(A run of records)
——

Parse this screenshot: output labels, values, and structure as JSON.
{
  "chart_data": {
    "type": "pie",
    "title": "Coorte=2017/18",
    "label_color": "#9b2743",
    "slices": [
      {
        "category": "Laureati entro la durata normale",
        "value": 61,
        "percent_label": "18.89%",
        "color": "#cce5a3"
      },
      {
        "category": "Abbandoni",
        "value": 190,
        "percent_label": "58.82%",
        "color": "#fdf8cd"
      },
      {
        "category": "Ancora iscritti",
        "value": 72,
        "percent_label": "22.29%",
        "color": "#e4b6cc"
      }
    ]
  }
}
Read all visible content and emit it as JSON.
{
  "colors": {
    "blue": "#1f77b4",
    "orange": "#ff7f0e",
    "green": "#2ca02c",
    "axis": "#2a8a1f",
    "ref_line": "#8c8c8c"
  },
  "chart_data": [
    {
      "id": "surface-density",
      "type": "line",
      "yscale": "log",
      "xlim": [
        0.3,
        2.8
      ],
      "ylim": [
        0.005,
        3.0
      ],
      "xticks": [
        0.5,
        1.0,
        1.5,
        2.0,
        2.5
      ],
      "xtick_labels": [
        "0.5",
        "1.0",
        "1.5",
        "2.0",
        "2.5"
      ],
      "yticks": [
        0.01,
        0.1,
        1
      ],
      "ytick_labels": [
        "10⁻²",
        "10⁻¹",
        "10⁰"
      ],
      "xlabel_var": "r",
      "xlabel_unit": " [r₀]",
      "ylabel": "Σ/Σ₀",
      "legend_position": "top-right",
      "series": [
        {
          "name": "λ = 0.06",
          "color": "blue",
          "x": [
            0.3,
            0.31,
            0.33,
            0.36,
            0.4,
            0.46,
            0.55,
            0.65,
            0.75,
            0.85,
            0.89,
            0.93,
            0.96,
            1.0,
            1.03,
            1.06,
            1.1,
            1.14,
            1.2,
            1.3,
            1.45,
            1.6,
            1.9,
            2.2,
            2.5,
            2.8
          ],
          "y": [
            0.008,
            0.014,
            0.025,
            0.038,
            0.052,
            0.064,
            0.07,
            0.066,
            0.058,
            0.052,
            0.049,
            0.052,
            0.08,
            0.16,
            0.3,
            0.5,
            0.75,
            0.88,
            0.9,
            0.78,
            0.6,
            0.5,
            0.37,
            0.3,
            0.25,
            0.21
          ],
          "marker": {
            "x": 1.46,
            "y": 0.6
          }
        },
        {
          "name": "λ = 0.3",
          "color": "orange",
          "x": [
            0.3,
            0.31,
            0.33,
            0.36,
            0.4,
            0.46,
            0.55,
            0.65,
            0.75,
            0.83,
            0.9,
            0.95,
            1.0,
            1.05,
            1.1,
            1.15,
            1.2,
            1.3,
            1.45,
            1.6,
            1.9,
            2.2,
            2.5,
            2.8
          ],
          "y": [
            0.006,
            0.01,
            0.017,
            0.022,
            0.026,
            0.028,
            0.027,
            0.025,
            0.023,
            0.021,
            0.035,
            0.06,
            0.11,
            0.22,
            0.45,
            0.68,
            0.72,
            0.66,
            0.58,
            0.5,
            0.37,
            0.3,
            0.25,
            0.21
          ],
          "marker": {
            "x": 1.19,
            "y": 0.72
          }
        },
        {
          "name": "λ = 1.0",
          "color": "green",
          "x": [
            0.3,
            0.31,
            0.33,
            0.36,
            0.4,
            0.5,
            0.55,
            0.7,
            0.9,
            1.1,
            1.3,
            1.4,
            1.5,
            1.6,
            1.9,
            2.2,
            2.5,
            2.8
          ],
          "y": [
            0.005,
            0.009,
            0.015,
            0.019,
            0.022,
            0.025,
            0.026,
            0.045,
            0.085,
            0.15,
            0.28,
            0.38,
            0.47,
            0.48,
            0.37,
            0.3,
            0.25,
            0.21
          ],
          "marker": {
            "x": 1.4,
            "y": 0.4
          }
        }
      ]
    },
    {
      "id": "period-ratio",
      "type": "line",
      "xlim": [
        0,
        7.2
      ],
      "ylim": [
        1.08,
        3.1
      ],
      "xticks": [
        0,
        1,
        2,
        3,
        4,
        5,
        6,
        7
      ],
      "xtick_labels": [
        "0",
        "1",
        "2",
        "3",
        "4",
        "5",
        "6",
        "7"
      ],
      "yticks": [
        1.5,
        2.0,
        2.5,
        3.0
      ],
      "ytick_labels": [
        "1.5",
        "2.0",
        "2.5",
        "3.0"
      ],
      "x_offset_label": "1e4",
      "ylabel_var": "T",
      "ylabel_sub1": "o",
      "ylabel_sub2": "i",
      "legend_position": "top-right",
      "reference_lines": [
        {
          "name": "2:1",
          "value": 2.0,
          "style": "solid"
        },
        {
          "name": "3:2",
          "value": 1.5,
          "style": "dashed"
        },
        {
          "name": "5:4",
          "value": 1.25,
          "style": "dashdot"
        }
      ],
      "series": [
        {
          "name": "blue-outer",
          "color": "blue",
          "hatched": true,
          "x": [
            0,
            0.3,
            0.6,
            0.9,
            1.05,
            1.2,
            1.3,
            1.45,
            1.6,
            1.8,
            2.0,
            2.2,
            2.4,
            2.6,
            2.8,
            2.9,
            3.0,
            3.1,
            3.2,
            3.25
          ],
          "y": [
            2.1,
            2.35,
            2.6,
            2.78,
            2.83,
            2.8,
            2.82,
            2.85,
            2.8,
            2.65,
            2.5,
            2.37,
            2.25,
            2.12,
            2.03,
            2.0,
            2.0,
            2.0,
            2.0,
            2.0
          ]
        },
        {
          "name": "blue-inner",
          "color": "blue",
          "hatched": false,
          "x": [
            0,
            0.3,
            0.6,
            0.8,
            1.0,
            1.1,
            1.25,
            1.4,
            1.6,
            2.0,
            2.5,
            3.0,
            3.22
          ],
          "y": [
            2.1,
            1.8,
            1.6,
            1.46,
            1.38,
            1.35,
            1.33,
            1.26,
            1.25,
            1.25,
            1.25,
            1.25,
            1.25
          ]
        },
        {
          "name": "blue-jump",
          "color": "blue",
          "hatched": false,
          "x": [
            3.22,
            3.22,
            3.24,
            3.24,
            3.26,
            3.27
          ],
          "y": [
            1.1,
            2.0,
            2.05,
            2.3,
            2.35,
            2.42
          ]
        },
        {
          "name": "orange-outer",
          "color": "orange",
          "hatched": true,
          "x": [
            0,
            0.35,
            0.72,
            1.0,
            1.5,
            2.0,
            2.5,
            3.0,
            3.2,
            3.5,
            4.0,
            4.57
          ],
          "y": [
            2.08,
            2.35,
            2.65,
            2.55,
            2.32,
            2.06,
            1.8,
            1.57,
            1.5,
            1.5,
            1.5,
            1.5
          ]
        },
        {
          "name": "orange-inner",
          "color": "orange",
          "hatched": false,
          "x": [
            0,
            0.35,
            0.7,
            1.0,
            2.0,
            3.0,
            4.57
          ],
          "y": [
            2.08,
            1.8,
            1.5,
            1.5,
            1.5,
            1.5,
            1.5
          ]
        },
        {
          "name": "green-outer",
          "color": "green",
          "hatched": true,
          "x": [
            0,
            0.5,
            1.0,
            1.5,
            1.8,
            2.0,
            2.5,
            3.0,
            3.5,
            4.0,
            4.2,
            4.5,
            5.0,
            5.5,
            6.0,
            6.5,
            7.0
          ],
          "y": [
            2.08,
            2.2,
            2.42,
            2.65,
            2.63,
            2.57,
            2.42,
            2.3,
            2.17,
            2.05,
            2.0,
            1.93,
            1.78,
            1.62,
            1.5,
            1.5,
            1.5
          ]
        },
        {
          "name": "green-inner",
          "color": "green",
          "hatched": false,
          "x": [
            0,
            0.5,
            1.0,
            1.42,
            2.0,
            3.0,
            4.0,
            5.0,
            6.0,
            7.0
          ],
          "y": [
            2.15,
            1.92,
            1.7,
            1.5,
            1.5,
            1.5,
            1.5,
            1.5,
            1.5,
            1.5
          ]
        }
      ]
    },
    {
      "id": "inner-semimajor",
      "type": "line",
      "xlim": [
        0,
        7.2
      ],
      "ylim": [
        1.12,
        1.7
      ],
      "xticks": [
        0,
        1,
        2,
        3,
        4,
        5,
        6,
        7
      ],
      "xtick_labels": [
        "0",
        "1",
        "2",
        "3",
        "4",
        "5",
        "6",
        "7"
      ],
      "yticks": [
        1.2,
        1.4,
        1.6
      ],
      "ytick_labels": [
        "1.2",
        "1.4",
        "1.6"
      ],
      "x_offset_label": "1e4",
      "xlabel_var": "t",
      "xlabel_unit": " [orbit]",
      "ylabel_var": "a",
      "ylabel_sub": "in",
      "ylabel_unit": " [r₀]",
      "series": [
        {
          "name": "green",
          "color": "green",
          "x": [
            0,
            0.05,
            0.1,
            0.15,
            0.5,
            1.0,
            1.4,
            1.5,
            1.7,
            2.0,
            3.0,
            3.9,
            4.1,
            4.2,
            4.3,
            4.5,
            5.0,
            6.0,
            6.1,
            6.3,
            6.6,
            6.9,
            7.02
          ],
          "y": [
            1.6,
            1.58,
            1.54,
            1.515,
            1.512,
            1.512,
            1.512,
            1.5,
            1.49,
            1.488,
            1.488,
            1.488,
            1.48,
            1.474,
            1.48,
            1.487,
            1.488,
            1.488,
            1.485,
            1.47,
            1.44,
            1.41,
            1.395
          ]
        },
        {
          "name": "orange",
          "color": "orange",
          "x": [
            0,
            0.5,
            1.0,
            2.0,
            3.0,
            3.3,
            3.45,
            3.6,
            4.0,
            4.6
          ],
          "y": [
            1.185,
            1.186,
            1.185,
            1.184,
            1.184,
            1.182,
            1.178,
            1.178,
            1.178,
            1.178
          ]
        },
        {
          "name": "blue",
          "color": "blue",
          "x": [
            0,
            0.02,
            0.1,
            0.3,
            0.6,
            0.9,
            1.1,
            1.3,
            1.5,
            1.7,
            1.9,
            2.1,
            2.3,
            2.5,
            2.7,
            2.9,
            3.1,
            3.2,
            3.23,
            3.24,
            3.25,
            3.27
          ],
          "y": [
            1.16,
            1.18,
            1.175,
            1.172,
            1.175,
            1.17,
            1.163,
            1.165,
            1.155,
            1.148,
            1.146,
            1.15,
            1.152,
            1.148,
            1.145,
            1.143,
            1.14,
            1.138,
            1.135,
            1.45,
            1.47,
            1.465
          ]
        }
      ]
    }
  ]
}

——

EXERCISE TASK
Search the entries for the word "JSON" and gather every line where it appears.

TASK OUTPUT
Parse this screenshot: output labels, values, and structure as JSON.
Read all visible content and emit it as JSON.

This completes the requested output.